## Prompt
State the number of lines that contain "title", with no other text.

[Stored items]
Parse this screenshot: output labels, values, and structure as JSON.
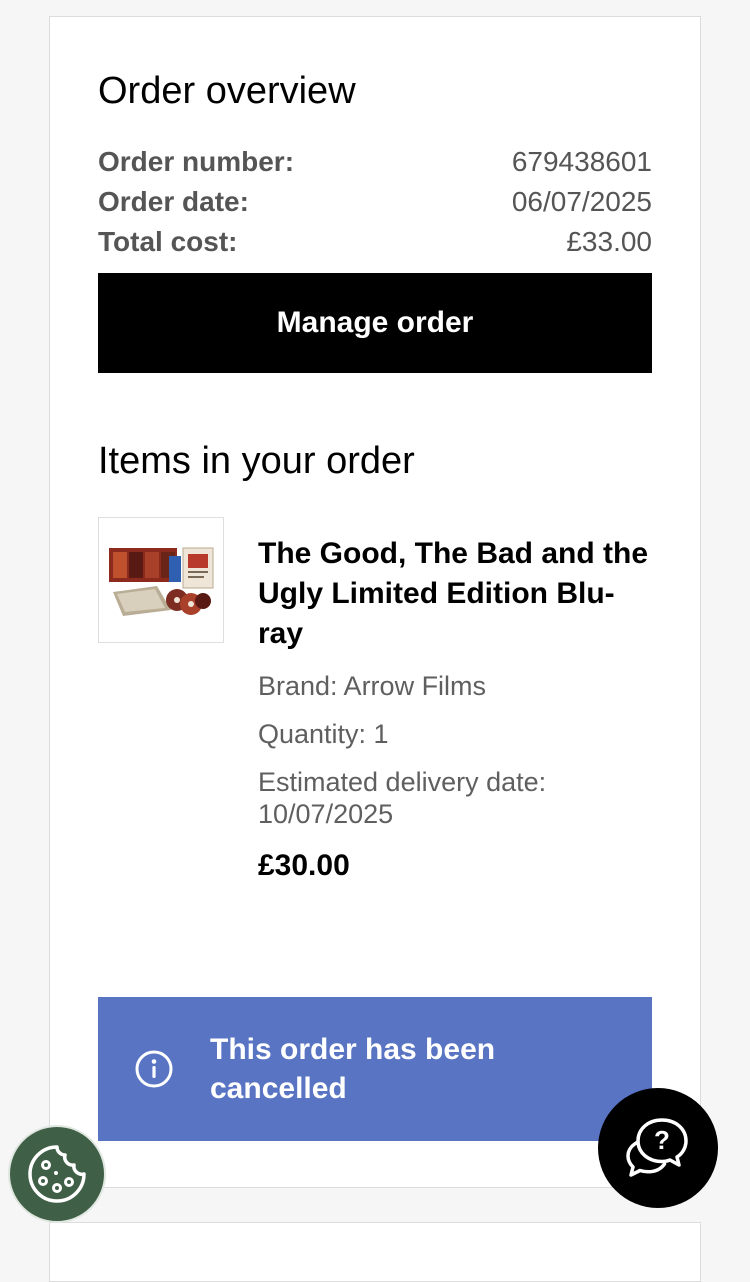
{
  "overview": {
    "title": "Order overview",
    "rows": [
      {
        "label": "Order number:",
        "value": "679438601"
      },
      {
        "label": "Order date:",
        "value": "06/07/2025"
      },
      {
        "label": "Total cost:",
        "value": "£33.00"
      }
    ],
    "manage_label": "Manage order"
  },
  "items": {
    "title": "Items in your order",
    "list": [
      {
        "name": "The Good, The Bad and the Ugly Limited Edition Blu-ray",
        "brand": "Brand: Arrow Films",
        "quantity": "Quantity: 1",
        "delivery_label": "Estimated delivery date:",
        "delivery_date": "10/07/2025",
        "price": "£30.00",
        "thumbnail_icon": "product-image"
      }
    ]
  },
  "status_banner": {
    "text": "This order has been cancelled",
    "icon": "info-icon",
    "color": "#5874c3"
  },
  "floating": {
    "cookie_icon": "cookie-icon",
    "cookie_color": "#3f5f46",
    "help_icon": "help-chat-icon"
  }
}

## Response to the task
2